* [SHORT PROBLEM]:
Find every line with the string "content" in it, count them, and reply with that count only.

● ● ● ● ● ● ●

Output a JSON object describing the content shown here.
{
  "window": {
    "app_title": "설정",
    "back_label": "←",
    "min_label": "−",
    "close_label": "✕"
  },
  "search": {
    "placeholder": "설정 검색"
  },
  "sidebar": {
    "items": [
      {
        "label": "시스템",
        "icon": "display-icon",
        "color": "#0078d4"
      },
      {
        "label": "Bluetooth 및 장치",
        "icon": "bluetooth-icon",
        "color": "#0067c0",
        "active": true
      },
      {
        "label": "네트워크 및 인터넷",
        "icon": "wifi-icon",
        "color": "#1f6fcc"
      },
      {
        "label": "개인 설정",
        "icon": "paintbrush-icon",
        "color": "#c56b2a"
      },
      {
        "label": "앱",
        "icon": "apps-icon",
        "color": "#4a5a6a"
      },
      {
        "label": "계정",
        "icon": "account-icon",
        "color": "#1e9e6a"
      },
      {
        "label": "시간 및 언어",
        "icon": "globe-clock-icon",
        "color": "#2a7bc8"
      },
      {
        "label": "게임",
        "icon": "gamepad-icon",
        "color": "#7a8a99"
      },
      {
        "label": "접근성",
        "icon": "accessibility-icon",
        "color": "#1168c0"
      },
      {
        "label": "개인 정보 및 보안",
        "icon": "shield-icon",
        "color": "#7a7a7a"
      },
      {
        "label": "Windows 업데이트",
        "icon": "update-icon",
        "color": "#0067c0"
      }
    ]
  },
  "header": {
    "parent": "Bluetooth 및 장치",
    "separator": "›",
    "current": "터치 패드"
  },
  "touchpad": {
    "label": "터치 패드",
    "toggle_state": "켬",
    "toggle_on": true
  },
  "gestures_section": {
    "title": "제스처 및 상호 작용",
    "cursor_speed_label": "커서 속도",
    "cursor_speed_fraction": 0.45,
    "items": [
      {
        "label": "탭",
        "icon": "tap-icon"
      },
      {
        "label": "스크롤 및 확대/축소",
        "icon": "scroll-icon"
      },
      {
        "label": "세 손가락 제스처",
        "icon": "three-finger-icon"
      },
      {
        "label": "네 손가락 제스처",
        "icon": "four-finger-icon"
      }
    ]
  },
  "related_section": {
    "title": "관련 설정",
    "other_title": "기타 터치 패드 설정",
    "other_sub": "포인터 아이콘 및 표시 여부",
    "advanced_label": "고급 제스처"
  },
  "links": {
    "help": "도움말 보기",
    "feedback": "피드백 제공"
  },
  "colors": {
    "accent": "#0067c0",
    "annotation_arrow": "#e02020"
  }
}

● ● ● ● ● ● ●

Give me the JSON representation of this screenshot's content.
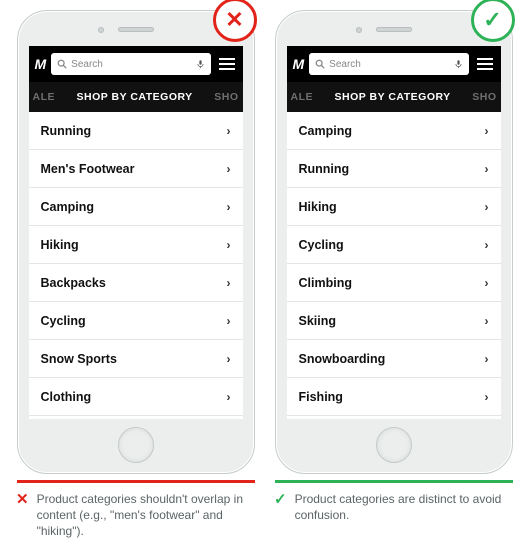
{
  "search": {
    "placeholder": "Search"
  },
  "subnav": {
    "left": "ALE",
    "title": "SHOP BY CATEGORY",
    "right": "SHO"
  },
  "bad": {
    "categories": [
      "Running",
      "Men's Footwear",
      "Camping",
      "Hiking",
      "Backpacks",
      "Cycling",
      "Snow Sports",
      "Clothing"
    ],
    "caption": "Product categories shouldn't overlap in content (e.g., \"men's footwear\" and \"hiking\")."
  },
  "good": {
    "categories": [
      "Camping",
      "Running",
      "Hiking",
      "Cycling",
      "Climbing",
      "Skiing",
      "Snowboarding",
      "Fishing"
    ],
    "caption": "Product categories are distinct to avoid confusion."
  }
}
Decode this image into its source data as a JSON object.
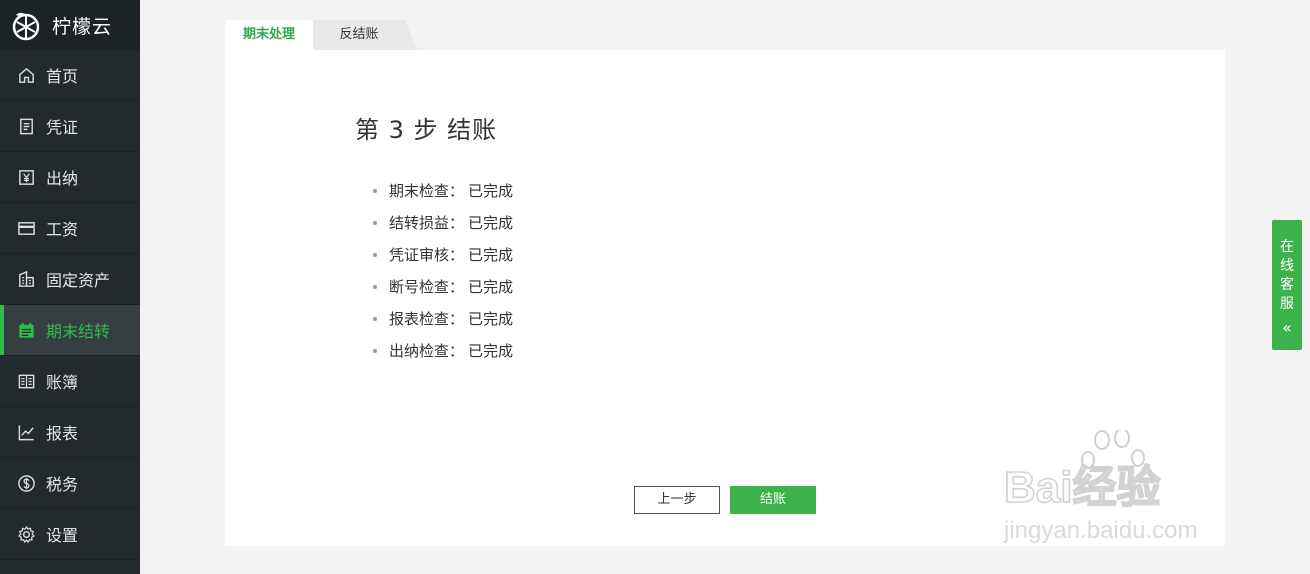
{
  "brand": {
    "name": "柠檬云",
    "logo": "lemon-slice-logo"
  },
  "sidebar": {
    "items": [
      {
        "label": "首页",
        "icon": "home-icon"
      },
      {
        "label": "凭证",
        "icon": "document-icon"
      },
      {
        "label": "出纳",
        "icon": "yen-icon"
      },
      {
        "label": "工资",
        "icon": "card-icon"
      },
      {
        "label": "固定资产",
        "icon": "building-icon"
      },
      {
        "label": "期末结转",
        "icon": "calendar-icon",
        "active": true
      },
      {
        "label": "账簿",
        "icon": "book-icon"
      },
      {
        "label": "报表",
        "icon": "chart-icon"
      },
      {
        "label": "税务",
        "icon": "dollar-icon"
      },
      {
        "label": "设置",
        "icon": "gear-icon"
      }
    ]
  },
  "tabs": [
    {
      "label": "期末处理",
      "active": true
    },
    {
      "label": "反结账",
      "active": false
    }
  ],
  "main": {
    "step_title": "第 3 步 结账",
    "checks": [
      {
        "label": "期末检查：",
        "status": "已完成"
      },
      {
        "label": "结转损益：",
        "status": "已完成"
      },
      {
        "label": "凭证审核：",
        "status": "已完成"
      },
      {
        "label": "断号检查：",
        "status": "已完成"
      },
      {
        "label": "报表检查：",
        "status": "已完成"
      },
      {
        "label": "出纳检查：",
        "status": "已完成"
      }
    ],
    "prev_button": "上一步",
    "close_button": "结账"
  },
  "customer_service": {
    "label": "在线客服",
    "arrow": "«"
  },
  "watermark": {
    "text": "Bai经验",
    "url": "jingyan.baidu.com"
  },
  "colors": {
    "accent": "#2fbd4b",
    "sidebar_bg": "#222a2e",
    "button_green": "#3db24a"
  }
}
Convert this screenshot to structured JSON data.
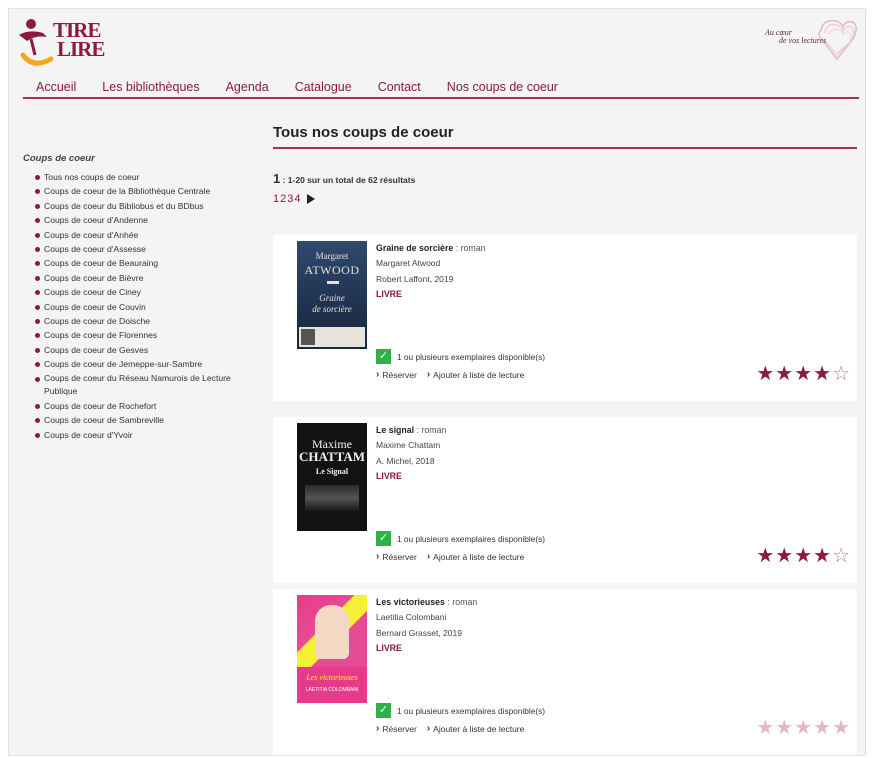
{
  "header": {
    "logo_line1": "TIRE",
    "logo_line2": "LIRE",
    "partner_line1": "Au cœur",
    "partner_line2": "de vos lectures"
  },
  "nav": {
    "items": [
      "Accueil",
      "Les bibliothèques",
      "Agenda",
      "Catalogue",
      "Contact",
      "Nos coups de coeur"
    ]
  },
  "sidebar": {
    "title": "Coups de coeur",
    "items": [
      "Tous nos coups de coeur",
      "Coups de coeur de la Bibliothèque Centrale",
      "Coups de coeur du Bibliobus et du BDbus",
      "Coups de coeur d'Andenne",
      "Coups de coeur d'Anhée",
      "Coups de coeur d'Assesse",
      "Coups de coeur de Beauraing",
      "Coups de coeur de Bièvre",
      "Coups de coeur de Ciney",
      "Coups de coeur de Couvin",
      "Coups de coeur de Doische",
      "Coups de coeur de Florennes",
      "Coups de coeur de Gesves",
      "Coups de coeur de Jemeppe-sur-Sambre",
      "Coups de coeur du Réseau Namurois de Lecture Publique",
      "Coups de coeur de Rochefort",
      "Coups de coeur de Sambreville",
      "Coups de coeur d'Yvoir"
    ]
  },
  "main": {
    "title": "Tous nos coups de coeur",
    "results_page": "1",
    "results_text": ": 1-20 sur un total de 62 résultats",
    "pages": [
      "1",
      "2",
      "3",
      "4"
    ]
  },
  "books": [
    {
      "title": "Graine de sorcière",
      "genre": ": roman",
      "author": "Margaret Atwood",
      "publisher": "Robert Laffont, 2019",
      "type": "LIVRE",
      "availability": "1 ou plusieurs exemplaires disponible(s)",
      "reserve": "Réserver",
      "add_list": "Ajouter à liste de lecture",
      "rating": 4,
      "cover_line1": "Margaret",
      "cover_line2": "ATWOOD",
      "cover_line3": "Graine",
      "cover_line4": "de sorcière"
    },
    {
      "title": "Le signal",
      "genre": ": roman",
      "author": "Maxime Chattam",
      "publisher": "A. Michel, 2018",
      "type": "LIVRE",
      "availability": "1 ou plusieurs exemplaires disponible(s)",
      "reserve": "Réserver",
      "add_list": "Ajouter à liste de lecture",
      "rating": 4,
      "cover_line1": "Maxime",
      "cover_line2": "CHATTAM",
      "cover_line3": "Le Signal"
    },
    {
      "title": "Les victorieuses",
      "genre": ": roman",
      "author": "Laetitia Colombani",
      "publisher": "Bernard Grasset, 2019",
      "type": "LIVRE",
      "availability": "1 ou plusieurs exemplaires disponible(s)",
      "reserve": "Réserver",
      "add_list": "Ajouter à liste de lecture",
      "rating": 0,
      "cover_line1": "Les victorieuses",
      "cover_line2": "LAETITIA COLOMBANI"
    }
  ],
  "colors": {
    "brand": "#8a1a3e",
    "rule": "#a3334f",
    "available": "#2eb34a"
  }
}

● ● ● ● ● ● ●

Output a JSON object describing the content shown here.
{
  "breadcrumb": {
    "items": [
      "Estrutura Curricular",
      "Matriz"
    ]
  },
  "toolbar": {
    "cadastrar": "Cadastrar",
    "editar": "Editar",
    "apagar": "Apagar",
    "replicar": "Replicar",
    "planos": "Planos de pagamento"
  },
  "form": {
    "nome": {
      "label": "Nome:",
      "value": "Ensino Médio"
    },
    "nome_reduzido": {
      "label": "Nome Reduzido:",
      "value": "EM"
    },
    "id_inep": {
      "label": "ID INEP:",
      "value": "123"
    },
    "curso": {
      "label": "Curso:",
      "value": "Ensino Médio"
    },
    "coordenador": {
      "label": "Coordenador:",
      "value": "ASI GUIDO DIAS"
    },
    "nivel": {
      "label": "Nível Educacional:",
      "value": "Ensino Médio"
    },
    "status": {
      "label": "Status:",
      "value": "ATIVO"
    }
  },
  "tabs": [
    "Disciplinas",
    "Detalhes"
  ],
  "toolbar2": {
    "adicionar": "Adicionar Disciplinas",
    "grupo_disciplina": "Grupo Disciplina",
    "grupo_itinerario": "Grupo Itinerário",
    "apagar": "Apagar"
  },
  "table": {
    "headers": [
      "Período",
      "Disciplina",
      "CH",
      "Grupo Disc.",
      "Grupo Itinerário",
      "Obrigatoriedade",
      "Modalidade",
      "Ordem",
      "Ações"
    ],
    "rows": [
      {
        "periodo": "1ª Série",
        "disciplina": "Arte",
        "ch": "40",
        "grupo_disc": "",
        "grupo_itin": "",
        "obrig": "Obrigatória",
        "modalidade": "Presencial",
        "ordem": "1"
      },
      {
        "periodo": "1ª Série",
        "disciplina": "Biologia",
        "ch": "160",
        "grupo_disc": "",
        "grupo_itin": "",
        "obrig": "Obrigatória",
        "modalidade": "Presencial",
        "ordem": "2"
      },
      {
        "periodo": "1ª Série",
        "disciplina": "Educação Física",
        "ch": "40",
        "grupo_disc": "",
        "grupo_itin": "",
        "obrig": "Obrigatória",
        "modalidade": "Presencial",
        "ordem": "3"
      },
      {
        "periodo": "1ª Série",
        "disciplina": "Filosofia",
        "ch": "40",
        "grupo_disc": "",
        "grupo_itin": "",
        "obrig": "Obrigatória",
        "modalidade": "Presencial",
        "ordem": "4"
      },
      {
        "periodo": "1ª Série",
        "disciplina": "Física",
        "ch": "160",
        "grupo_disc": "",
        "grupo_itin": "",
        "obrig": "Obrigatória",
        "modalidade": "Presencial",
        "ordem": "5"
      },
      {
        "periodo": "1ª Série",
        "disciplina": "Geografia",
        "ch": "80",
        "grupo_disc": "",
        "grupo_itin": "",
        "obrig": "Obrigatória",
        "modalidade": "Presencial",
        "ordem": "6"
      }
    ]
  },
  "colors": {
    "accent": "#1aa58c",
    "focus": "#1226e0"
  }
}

● ● ● ● ● ● ●

* [WORKED SOLUTION]:
4